What you need to do:
Your copy of the material below should match it exactly, except that it holds no pictures.

[Records]
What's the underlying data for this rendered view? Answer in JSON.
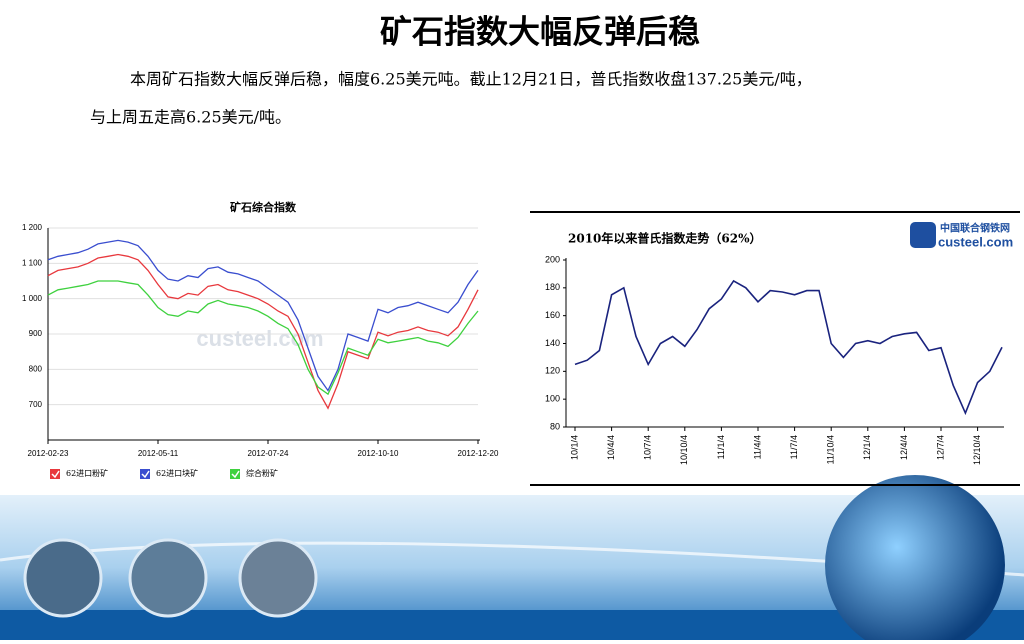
{
  "title": "矿石指数大幅反弹后稳",
  "paragraph": [
    "本周矿石指数大幅反弹后稳，幅度6.25美元吨。截止12月21日，普氏指数收盘137.25美元/吨，",
    "与上周五走高6.25美元/吨。"
  ],
  "logo": {
    "name": "中国联合钢铁网",
    "site": "custeel.com"
  },
  "chart_data": [
    {
      "type": "line",
      "title": "矿石综合指数",
      "grid": true,
      "legend": "bottom",
      "categories": [
        "2012-02-23",
        null,
        null,
        null,
        null,
        null,
        null,
        null,
        null,
        null,
        null,
        "2012-05-11",
        null,
        null,
        null,
        null,
        null,
        null,
        null,
        null,
        null,
        null,
        "2012-07-24",
        null,
        null,
        null,
        null,
        null,
        null,
        null,
        null,
        null,
        null,
        "2012-10-10",
        null,
        null,
        null,
        null,
        null,
        null,
        null,
        null,
        null,
        "2012-12-20"
      ],
      "ylim": [
        600,
        1200
      ],
      "yticks": [
        {
          "value": 700,
          "label": "700"
        },
        {
          "value": 800,
          "label": "800"
        },
        {
          "value": 900,
          "label": "900"
        },
        {
          "value": 1000,
          "label": "1 000"
        },
        {
          "value": 1100,
          "label": "1 100"
        },
        {
          "value": 1200,
          "label": "1 200"
        }
      ],
      "series": [
        {
          "name": "62进口粉矿",
          "color": "#e8383d",
          "values": [
            1065,
            1080,
            1085,
            1090,
            1100,
            1115,
            1120,
            1125,
            1120,
            1110,
            1080,
            1040,
            1005,
            1000,
            1015,
            1010,
            1035,
            1040,
            1025,
            1020,
            1010,
            1000,
            985,
            965,
            950,
            900,
            820,
            740,
            690,
            760,
            850,
            840,
            830,
            905,
            895,
            905,
            910,
            920,
            910,
            905,
            895,
            920,
            970,
            1025
          ]
        },
        {
          "name": "62进口块矿",
          "color": "#3a4ecf",
          "values": [
            1110,
            1120,
            1125,
            1130,
            1140,
            1155,
            1160,
            1165,
            1160,
            1150,
            1120,
            1080,
            1055,
            1050,
            1065,
            1060,
            1085,
            1090,
            1075,
            1070,
            1060,
            1050,
            1030,
            1010,
            990,
            940,
            860,
            780,
            740,
            800,
            900,
            890,
            880,
            970,
            960,
            975,
            980,
            990,
            980,
            970,
            960,
            990,
            1040,
            1080
          ]
        },
        {
          "name": "综合粉矿",
          "color": "#3fd13f",
          "values": [
            1010,
            1025,
            1030,
            1035,
            1040,
            1050,
            1050,
            1050,
            1045,
            1040,
            1010,
            975,
            955,
            950,
            965,
            960,
            985,
            995,
            985,
            980,
            975,
            965,
            950,
            930,
            915,
            870,
            800,
            750,
            730,
            790,
            860,
            850,
            840,
            885,
            875,
            880,
            885,
            890,
            880,
            875,
            865,
            890,
            930,
            965
          ]
        }
      ]
    },
    {
      "type": "line",
      "title": "2010年以来普氏指数走势（62%）",
      "grid": false,
      "categories": [
        "10/1/4",
        null,
        null,
        "10/4/4",
        null,
        null,
        "10/7/4",
        null,
        null,
        "10/10/4",
        null,
        null,
        "11/1/4",
        null,
        null,
        "11/4/4",
        null,
        null,
        "11/7/4",
        null,
        null,
        "11/10/4",
        null,
        null,
        "12/1/4",
        null,
        null,
        "12/4/4",
        null,
        null,
        "12/7/4",
        null,
        null,
        "12/10/4",
        null,
        null
      ],
      "ylim": [
        80,
        200
      ],
      "yticks": [
        80,
        100,
        120,
        140,
        160,
        180,
        200
      ],
      "series": [
        {
          "name": null,
          "color": "#1a237e",
          "values": [
            125,
            128,
            135,
            175,
            180,
            145,
            125,
            140,
            145,
            138,
            150,
            165,
            172,
            185,
            180,
            170,
            178,
            177,
            175,
            178,
            178,
            140,
            130,
            140,
            142,
            140,
            145,
            147,
            148,
            135,
            137,
            110,
            90,
            112,
            120,
            137.25
          ]
        }
      ]
    }
  ]
}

Task result:
What's the underlying data for this rendered view? Answer in JSON.
{
  "title": "矿石指数大幅反弹后稳",
  "paragraph": [
    "本周矿石指数大幅反弹后稳，幅度6.25美元吨。截止12月21日，普氏指数收盘137.25美元/吨，",
    "与上周五走高6.25美元/吨。"
  ],
  "logo": {
    "name": "中国联合钢铁网",
    "site": "custeel.com"
  },
  "chart_data": [
    {
      "type": "line",
      "title": "矿石综合指数",
      "grid": true,
      "legend": "bottom",
      "categories": [
        "2012-02-23",
        null,
        null,
        null,
        null,
        null,
        null,
        null,
        null,
        null,
        null,
        "2012-05-11",
        null,
        null,
        null,
        null,
        null,
        null,
        null,
        null,
        null,
        null,
        "2012-07-24",
        null,
        null,
        null,
        null,
        null,
        null,
        null,
        null,
        null,
        null,
        "2012-10-10",
        null,
        null,
        null,
        null,
        null,
        null,
        null,
        null,
        null,
        "2012-12-20"
      ],
      "ylim": [
        600,
        1200
      ],
      "yticks": [
        {
          "value": 700,
          "label": "700"
        },
        {
          "value": 800,
          "label": "800"
        },
        {
          "value": 900,
          "label": "900"
        },
        {
          "value": 1000,
          "label": "1 000"
        },
        {
          "value": 1100,
          "label": "1 100"
        },
        {
          "value": 1200,
          "label": "1 200"
        }
      ],
      "series": [
        {
          "name": "62进口粉矿",
          "color": "#e8383d",
          "values": [
            1065,
            1080,
            1085,
            1090,
            1100,
            1115,
            1120,
            1125,
            1120,
            1110,
            1080,
            1040,
            1005,
            1000,
            1015,
            1010,
            1035,
            1040,
            1025,
            1020,
            1010,
            1000,
            985,
            965,
            950,
            900,
            820,
            740,
            690,
            760,
            850,
            840,
            830,
            905,
            895,
            905,
            910,
            920,
            910,
            905,
            895,
            920,
            970,
            1025
          ]
        },
        {
          "name": "62进口块矿",
          "color": "#3a4ecf",
          "values": [
            1110,
            1120,
            1125,
            1130,
            1140,
            1155,
            1160,
            1165,
            1160,
            1150,
            1120,
            1080,
            1055,
            1050,
            1065,
            1060,
            1085,
            1090,
            1075,
            1070,
            1060,
            1050,
            1030,
            1010,
            990,
            940,
            860,
            780,
            740,
            800,
            900,
            890,
            880,
            970,
            960,
            975,
            980,
            990,
            980,
            970,
            960,
            990,
            1040,
            1080
          ]
        },
        {
          "name": "综合粉矿",
          "color": "#3fd13f",
          "values": [
            1010,
            1025,
            1030,
            1035,
            1040,
            1050,
            1050,
            1050,
            1045,
            1040,
            1010,
            975,
            955,
            950,
            965,
            960,
            985,
            995,
            985,
            980,
            975,
            965,
            950,
            930,
            915,
            870,
            800,
            750,
            730,
            790,
            860,
            850,
            840,
            885,
            875,
            880,
            885,
            890,
            880,
            875,
            865,
            890,
            930,
            965
          ]
        }
      ]
    },
    {
      "type": "line",
      "title": "2010年以来普氏指数走势（62%）",
      "grid": false,
      "categories": [
        "10/1/4",
        null,
        null,
        "10/4/4",
        null,
        null,
        "10/7/4",
        null,
        null,
        "10/10/4",
        null,
        null,
        "11/1/4",
        null,
        null,
        "11/4/4",
        null,
        null,
        "11/7/4",
        null,
        null,
        "11/10/4",
        null,
        null,
        "12/1/4",
        null,
        null,
        "12/4/4",
        null,
        null,
        "12/7/4",
        null,
        null,
        "12/10/4",
        null,
        null
      ],
      "ylim": [
        80,
        200
      ],
      "yticks": [
        80,
        100,
        120,
        140,
        160,
        180,
        200
      ],
      "series": [
        {
          "name": null,
          "color": "#1a237e",
          "values": [
            125,
            128,
            135,
            175,
            180,
            145,
            125,
            140,
            145,
            138,
            150,
            165,
            172,
            185,
            180,
            170,
            178,
            177,
            175,
            178,
            178,
            140,
            130,
            140,
            142,
            140,
            145,
            147,
            148,
            135,
            137,
            110,
            90,
            112,
            120,
            137.25
          ]
        }
      ]
    }
  ]
}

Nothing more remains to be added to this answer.